### EXCERPTED RECORDS

——

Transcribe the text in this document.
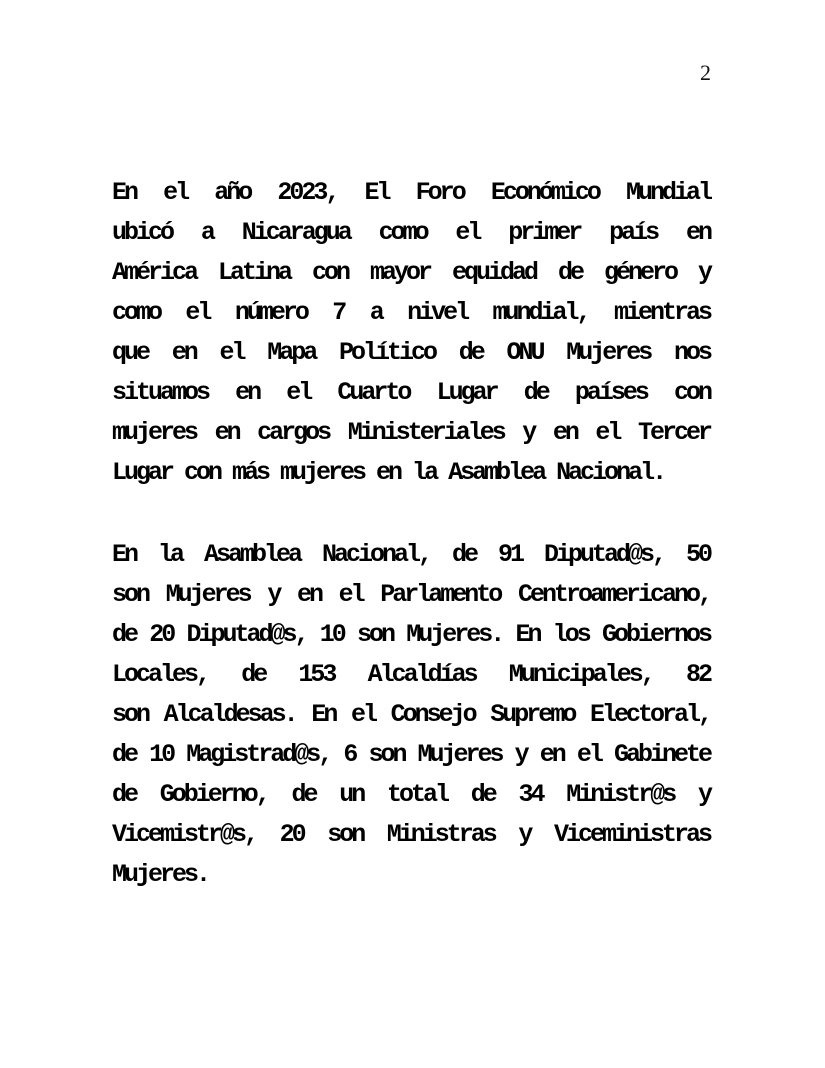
2
En el año 2023, El Foro Económico Mundial
ubicó a Nicaragua como el primer país en
América Latina con mayor equidad de género y
como el número 7 a nivel mundial, mientras
que en el Mapa Político de ONU Mujeres nos
situamos en el Cuarto Lugar de países con
mujeres en cargos Ministeriales y en el Tercer
Lugar con más mujeres en la Asamblea Nacional.
En la Asamblea Nacional, de 91 Diputad@s, 50
son Mujeres y en el Parlamento Centroamericano,
de 20 Diputad@s, 10 son Mujeres. En los Gobiernos
Locales, de 153 Alcaldías Municipales, 82
son Alcaldesas. En el Consejo Supremo Electoral,
de 10 Magistrad@s, 6 son Mujeres y en el Gabinete
de Gobierno, de un total de 34 Ministr@s y
Vicemistr@s, 20 son Ministras y Viceministras
Mujeres.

——

### WHAT IS BEING ASKED
All of the data above should be quoted exactly, except for the pictures.

### WRITTEN ANSWER
Transcribe the text in this document.
2
En el año 2023, El Foro Económico Mundial
ubicó a Nicaragua como el primer país en
América Latina con mayor equidad de género y
como el número 7 a nivel mundial, mientras
que en el Mapa Político de ONU Mujeres nos
situamos en el Cuarto Lugar de países con
mujeres en cargos Ministeriales y en el Tercer
Lugar con más mujeres en la Asamblea Nacional.
En la Asamblea Nacional, de 91 Diputad@s, 50
son Mujeres y en el Parlamento Centroamericano,
de 20 Diputad@s, 10 son Mujeres. En los Gobiernos
Locales, de 153 Alcaldías Municipales, 82
son Alcaldesas. En el Consejo Supremo Electoral,
de 10 Magistrad@s, 6 son Mujeres y en el Gabinete
de Gobierno, de un total de 34 Ministr@s y
Vicemistr@s, 20 son Ministras y Viceministras
Mujeres.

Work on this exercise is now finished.